Reproduce the passage on the Rangers' ALCS win, starting at "Lee held the" and ending at "a single postseason.", and switch "Yankees" to "Rays".

Text extract:

* * *

Lee held the Yankees to two measly hits over eight shutout innings tonight, striking out 13 and walking just one, leading the Rangers to an 8-0 win and a 2-1 lead in the ALCS. The southpaw is now 7-0 with a ridiculous 1.31 ERA and 67/7 K/BB ratio over 64 1/3 innings in eight career postseason starts. He and Bob Gibson are now the only pitchers in major league baseball history to strike out 10 or more batters in three straight postseason starts. Lee is the first to do it in a single postseason.

There was a question of whether Lee would come back out after throwing 122 pitches through eight innings, but the Rangers saved Ron Washington a difficult decision by scoring six runs in the top of the ninth. Considering that Washington ended up using Neftali Feliz with an eight-run lead in the bottom of the ninth inning, we probably shouldn’t trust his judgment, anyway.

* * *

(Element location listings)
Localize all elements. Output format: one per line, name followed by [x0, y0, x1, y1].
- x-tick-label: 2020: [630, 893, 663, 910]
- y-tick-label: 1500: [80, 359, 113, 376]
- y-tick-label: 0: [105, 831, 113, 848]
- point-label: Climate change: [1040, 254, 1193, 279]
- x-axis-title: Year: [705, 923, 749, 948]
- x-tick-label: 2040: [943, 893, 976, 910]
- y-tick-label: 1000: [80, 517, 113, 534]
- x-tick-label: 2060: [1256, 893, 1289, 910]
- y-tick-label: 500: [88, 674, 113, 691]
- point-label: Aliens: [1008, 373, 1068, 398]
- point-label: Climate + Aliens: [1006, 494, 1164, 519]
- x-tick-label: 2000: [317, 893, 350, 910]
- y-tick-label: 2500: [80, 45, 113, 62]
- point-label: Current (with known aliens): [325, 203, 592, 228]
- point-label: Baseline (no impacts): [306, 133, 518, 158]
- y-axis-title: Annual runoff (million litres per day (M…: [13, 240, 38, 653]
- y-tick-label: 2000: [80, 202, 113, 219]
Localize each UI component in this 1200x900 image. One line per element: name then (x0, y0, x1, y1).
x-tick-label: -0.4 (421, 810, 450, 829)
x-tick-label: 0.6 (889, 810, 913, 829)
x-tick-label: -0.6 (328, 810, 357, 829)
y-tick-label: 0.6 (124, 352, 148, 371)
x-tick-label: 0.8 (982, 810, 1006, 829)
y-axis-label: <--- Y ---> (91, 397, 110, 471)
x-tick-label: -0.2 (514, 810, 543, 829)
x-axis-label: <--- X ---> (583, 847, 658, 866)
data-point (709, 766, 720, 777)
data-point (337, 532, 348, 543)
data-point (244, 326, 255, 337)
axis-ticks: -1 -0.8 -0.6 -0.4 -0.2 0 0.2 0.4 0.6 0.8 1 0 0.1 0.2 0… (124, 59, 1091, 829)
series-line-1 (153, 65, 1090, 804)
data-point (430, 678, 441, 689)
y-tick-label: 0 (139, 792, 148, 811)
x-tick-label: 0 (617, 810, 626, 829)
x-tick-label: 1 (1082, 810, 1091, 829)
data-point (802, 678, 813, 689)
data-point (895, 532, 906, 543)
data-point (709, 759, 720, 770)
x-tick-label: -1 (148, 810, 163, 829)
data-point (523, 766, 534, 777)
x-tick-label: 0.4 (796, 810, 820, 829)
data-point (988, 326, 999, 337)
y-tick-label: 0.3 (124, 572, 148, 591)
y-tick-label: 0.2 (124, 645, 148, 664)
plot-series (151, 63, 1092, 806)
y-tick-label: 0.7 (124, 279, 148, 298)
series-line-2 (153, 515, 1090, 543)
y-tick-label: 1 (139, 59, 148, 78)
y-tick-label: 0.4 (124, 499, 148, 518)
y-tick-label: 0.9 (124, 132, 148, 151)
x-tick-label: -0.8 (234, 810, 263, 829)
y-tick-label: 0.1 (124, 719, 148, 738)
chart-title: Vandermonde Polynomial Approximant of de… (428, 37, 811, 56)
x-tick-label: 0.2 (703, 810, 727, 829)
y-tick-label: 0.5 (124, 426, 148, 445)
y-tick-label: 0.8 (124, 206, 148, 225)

* * *

Task answer:
Lee held the Rays to two measly hits over eight shutout innings tonight, striking out 13 and walking just one, leading the Rangers to an 8-0 win and a 2-1 lead in the ALCS. The southpaw is now 7-0 with a ridiculous 1.31 ERA and 67/7 K/BB ratio over 64 1/3 innings in eight career postseason starts. He and Bob Gibson are now the only pitchers in major league baseball history to strike out 10 or more batters in three straight postseason starts. Lee is the first to do it in a single postseason.